• TASK DESCRIPTION
Below are the records; copy each line in them that holds the word "Hans".

--- Start LISTED RECORDS ---

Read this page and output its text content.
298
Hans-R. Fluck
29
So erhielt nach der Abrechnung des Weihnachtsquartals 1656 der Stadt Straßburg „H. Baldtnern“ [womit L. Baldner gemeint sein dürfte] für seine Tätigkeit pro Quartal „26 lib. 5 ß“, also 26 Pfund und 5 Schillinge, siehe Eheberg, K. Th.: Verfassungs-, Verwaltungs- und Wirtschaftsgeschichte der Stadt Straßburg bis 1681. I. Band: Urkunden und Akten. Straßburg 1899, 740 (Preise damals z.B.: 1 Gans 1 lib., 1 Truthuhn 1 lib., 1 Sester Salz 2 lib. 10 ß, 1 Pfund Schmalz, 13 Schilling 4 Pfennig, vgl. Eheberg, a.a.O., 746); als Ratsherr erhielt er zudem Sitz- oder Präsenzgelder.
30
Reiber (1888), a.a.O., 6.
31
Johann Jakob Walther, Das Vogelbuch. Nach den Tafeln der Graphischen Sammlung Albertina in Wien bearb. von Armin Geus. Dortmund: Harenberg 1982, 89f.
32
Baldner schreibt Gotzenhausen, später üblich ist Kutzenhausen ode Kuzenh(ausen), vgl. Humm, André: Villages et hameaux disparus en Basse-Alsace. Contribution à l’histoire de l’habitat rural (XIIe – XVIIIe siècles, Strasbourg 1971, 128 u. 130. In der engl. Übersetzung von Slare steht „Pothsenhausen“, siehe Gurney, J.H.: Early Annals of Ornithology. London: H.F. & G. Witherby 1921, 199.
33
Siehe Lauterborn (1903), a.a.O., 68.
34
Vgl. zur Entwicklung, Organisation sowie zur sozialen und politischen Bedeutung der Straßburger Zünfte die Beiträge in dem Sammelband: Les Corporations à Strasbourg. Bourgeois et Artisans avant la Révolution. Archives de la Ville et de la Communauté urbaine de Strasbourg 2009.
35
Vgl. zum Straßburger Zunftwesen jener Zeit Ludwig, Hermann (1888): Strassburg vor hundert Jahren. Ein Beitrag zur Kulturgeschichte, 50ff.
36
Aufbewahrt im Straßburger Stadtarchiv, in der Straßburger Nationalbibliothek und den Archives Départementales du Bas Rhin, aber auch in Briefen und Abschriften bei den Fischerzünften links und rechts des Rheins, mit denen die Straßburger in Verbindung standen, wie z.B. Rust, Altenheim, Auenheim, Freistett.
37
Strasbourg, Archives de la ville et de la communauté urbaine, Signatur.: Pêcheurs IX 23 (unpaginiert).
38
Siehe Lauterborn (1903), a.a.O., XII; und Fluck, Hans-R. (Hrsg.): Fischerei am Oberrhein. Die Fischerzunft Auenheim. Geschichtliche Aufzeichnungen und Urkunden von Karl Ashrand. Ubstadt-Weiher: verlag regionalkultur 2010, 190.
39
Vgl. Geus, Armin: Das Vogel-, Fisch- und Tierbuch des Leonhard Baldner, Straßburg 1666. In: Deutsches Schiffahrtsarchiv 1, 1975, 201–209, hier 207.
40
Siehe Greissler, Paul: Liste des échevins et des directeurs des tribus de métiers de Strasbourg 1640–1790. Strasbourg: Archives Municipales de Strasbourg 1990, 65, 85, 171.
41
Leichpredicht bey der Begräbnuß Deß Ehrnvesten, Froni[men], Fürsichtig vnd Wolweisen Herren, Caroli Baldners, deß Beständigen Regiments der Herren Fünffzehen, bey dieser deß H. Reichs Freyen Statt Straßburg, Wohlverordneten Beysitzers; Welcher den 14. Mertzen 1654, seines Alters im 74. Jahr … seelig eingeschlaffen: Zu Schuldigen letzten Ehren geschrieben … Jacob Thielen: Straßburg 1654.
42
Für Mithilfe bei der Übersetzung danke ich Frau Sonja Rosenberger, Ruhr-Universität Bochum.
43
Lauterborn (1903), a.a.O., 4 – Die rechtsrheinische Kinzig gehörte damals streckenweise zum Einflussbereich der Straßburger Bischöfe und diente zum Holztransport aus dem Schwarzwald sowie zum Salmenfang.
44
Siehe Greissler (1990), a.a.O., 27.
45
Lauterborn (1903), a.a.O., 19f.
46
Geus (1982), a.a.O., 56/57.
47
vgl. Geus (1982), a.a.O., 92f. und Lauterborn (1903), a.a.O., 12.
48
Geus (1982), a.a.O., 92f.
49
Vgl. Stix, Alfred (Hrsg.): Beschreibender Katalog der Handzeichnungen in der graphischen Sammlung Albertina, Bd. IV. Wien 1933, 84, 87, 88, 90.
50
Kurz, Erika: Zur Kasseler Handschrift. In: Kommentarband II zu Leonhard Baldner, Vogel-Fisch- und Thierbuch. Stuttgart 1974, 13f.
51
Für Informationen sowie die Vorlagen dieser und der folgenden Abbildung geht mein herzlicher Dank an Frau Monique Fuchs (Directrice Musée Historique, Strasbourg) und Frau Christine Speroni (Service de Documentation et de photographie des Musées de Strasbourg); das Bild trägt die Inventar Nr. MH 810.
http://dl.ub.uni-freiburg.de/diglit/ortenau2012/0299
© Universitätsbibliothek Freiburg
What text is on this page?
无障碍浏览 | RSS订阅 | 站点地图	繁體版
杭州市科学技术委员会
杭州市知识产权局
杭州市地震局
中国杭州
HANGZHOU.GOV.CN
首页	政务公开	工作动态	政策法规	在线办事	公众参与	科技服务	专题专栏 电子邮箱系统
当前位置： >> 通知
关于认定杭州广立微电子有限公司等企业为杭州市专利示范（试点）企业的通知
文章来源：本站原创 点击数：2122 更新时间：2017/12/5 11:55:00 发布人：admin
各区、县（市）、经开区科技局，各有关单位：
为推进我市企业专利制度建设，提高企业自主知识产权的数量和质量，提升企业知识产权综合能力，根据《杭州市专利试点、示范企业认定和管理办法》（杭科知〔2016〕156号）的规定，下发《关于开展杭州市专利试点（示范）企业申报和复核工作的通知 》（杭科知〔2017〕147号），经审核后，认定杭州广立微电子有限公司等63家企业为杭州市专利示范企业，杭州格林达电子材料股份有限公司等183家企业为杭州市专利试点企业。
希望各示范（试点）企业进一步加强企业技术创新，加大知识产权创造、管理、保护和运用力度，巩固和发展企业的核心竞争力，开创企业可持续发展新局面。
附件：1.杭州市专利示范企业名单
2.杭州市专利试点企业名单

--- End LISTED RECORDS ---

• TASK RESPONSE
Hans-R. Fluck
Siehe Lauterborn (1903), a.a.O., XII; und Fluck, Hans-R. (Hrsg.): Fischerei am Oberrhein. Die Fischerzunft Auenheim. Geschichtliche Aufzeichnungen und Urkunden von Karl Ashrand. Ubstadt-Weiher: verlag regionalkultur 2010, 190.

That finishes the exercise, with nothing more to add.